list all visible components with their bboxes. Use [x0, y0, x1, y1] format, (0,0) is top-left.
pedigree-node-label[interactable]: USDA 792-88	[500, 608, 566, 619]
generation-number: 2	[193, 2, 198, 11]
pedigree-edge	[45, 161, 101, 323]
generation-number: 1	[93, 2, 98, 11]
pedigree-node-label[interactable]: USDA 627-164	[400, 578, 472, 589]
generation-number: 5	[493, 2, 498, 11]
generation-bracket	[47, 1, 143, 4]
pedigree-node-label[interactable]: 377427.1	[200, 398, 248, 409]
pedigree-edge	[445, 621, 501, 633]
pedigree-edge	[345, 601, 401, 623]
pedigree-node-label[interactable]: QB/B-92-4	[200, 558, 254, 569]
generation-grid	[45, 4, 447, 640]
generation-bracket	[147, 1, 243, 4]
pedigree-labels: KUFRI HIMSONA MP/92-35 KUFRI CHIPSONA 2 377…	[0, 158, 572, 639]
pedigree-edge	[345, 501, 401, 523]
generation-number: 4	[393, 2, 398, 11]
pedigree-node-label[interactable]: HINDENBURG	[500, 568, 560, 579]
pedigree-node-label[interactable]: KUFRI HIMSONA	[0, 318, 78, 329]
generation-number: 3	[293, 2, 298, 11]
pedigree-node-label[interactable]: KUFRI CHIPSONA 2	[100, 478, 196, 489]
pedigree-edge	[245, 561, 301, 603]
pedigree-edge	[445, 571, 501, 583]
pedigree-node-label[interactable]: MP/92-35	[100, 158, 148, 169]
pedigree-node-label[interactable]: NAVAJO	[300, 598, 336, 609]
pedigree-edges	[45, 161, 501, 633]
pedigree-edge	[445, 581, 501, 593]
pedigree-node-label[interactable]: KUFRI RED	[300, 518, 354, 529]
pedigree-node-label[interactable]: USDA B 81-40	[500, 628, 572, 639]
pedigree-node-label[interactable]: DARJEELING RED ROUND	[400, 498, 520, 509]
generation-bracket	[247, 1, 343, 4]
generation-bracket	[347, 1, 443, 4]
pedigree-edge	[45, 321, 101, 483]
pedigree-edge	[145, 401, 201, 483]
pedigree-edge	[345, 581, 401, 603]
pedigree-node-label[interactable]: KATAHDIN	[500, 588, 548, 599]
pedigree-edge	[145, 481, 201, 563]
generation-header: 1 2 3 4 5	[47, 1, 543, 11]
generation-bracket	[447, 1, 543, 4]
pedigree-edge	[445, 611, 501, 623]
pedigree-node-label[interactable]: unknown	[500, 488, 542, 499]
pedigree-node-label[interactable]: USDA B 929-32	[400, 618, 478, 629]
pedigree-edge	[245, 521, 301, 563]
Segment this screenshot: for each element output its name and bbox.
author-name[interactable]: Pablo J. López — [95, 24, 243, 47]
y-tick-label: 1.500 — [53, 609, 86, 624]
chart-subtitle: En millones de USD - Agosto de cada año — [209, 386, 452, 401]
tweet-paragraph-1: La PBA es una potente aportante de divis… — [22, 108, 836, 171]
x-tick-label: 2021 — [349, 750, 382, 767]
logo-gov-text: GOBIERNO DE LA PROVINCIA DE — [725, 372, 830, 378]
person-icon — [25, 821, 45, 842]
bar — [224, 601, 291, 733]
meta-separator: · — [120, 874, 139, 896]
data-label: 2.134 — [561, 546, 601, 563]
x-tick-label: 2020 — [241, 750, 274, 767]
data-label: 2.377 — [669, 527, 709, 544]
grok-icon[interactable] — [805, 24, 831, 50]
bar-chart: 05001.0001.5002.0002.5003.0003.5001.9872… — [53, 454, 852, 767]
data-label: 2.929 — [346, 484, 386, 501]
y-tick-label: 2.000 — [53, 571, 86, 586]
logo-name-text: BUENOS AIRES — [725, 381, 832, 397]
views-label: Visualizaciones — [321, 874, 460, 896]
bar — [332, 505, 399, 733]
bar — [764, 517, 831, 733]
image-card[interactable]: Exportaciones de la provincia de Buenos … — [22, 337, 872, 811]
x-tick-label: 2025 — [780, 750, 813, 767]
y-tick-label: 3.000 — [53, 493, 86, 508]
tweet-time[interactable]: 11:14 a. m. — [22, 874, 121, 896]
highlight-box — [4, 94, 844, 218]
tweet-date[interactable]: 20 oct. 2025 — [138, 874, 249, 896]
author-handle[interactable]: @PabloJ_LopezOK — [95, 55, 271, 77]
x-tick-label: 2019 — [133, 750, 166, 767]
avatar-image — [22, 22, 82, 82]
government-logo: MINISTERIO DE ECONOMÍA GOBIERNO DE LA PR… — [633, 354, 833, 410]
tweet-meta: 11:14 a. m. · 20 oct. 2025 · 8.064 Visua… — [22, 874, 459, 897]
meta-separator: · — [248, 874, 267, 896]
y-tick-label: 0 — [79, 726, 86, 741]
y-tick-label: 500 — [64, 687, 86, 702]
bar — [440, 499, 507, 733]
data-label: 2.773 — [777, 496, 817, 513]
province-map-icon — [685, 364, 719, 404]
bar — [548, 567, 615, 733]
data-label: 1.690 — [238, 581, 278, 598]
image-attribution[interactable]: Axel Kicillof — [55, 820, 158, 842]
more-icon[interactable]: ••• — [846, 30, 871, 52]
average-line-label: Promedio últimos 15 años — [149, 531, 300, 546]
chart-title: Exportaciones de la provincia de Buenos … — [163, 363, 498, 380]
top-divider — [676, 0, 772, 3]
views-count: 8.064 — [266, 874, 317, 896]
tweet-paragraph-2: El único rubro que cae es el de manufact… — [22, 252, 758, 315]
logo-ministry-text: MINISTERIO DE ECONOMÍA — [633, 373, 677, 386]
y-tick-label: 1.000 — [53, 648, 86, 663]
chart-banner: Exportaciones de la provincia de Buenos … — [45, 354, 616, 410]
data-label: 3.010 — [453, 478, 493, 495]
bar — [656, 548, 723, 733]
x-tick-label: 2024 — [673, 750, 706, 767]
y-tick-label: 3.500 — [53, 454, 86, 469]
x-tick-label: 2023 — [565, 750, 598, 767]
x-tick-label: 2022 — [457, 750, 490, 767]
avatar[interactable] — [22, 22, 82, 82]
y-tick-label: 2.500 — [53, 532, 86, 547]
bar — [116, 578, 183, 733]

◇ ◇ ◇ ◇ ◇

> Stated task
Can you retype every one of the entries above line for line, with no changes?

> Exercise output
list all visible components with their bboxes. Use [x0, y0, x1, y1] format, (0,0) is top-left.
pedigree-node-label[interactable]: USDA 792-88	[500, 608, 566, 619]
generation-number: 2	[193, 2, 198, 11]
pedigree-edge	[45, 161, 101, 323]
generation-number: 1	[93, 2, 98, 11]
pedigree-node-label[interactable]: USDA 627-164	[400, 578, 472, 589]
generation-number: 5	[493, 2, 498, 11]
generation-bracket	[47, 1, 143, 4]
pedigree-node-label[interactable]: 377427.1	[200, 398, 248, 409]
pedigree-edge	[445, 621, 501, 633]
pedigree-edge	[345, 601, 401, 623]
pedigree-node-label[interactable]: QB/B-92-4	[200, 558, 254, 569]
generation-grid	[45, 4, 447, 640]
generation-bracket	[147, 1, 243, 4]
pedigree-labels: KUFRI HIMSONA MP/92-35 KUFRI CHIPSONA 2 377…	[0, 158, 572, 639]
pedigree-edge	[345, 501, 401, 523]
generation-number: 4	[393, 2, 398, 11]
pedigree-node-label[interactable]: HINDENBURG	[500, 568, 560, 579]
pedigree-node-label[interactable]: KUFRI HIMSONA	[0, 318, 78, 329]
generation-number: 3	[293, 2, 298, 11]
pedigree-node-label[interactable]: KUFRI CHIPSONA 2	[100, 478, 196, 489]
pedigree-edge	[245, 561, 301, 603]
pedigree-edge	[445, 571, 501, 583]
pedigree-node-label[interactable]: MP/92-35	[100, 158, 148, 169]
pedigree-node-label[interactable]: NAVAJO	[300, 598, 336, 609]
pedigree-edges	[45, 161, 501, 633]
pedigree-edge	[445, 581, 501, 593]
pedigree-node-label[interactable]: KUFRI RED	[300, 518, 354, 529]
pedigree-node-label[interactable]: USDA B 81-40	[500, 628, 572, 639]
pedigree-node-label[interactable]: DARJEELING RED ROUND	[400, 498, 520, 509]
generation-bracket	[247, 1, 343, 4]
generation-bracket	[347, 1, 443, 4]
pedigree-edge	[45, 321, 101, 483]
pedigree-edge	[145, 401, 201, 483]
pedigree-edge	[345, 581, 401, 603]
pedigree-node-label[interactable]: KATAHDIN	[500, 588, 548, 599]
pedigree-edge	[145, 481, 201, 563]
generation-header: 1 2 3 4 5	[47, 1, 543, 11]
generation-bracket	[447, 1, 543, 4]
pedigree-edge	[445, 611, 501, 623]
pedigree-node-label[interactable]: unknown	[500, 488, 542, 499]
pedigree-node-label[interactable]: USDA B 929-32	[400, 618, 478, 629]
pedigree-edge	[245, 521, 301, 563]
Segment this screenshot: for each element output its name and bbox.
author-name[interactable]: Pablo J. López — [95, 24, 243, 47]
y-tick-label: 1.500 — [53, 609, 86, 624]
chart-subtitle: En millones de USD - Agosto de cada año — [209, 386, 452, 401]
tweet-paragraph-1: La PBA es una potente aportante de divis… — [22, 108, 836, 171]
x-tick-label: 2021 — [349, 750, 382, 767]
logo-gov-text: GOBIERNO DE LA PROVINCIA DE — [725, 372, 830, 378]
person-icon — [25, 821, 45, 842]
bar — [224, 601, 291, 733]
meta-separator: · — [120, 874, 139, 896]
data-label: 2.134 — [561, 546, 601, 563]
x-tick-label: 2020 — [241, 750, 274, 767]
data-label: 2.377 — [669, 527, 709, 544]
grok-icon[interactable] — [805, 24, 831, 50]
bar-chart: 05001.0001.5002.0002.5003.0003.5001.9872… — [53, 454, 852, 767]
data-label: 2.929 — [346, 484, 386, 501]
y-tick-label: 2.000 — [53, 571, 86, 586]
logo-name-text: BUENOS AIRES — [725, 381, 832, 397]
views-label: Visualizaciones — [321, 874, 460, 896]
bar — [332, 505, 399, 733]
bar — [764, 517, 831, 733]
image-card[interactable]: Exportaciones de la provincia de Buenos … — [22, 337, 872, 811]
x-tick-label: 2025 — [780, 750, 813, 767]
y-tick-label: 3.000 — [53, 493, 86, 508]
tweet-time[interactable]: 11:14 a. m. — [22, 874, 121, 896]
highlight-box — [4, 94, 844, 218]
tweet-date[interactable]: 20 oct. 2025 — [138, 874, 249, 896]
author-handle[interactable]: @PabloJ_LopezOK — [95, 55, 271, 77]
x-tick-label: 2019 — [133, 750, 166, 767]
avatar-image — [22, 22, 82, 82]
government-logo: MINISTERIO DE ECONOMÍA GOBIERNO DE LA PR… — [633, 354, 833, 410]
tweet-meta: 11:14 a. m. · 20 oct. 2025 · 8.064 Visua… — [22, 874, 459, 897]
meta-separator: · — [248, 874, 267, 896]
y-tick-label: 0 — [79, 726, 86, 741]
y-tick-label: 500 — [64, 687, 86, 702]
bar — [440, 499, 507, 733]
data-label: 2.773 — [777, 496, 817, 513]
province-map-icon — [685, 364, 719, 404]
bar — [548, 567, 615, 733]
data-label: 1.690 — [238, 581, 278, 598]
image-attribution[interactable]: Axel Kicillof — [55, 820, 158, 842]
more-icon[interactable]: ••• — [846, 30, 871, 52]
average-line-label: Promedio últimos 15 años — [149, 531, 300, 546]
chart-title: Exportaciones de la provincia de Buenos … — [163, 363, 498, 380]
top-divider — [676, 0, 772, 3]
views-count: 8.064 — [266, 874, 317, 896]
tweet-paragraph-2: El único rubro que cae es el de manufact… — [22, 252, 758, 315]
logo-ministry-text: MINISTERIO DE ECONOMÍA — [633, 373, 677, 386]
y-tick-label: 1.000 — [53, 648, 86, 663]
chart-banner: Exportaciones de la provincia de Buenos … — [45, 354, 616, 410]
data-label: 3.010 — [453, 478, 493, 495]
bar — [656, 548, 723, 733]
x-tick-label: 2024 — [673, 750, 706, 767]
y-tick-label: 3.500 — [53, 454, 86, 469]
x-tick-label: 2023 — [565, 750, 598, 767]
x-tick-label: 2022 — [457, 750, 490, 767]
avatar[interactable] — [22, 22, 82, 82]
y-tick-label: 2.500 — [53, 532, 86, 547]
bar — [116, 578, 183, 733]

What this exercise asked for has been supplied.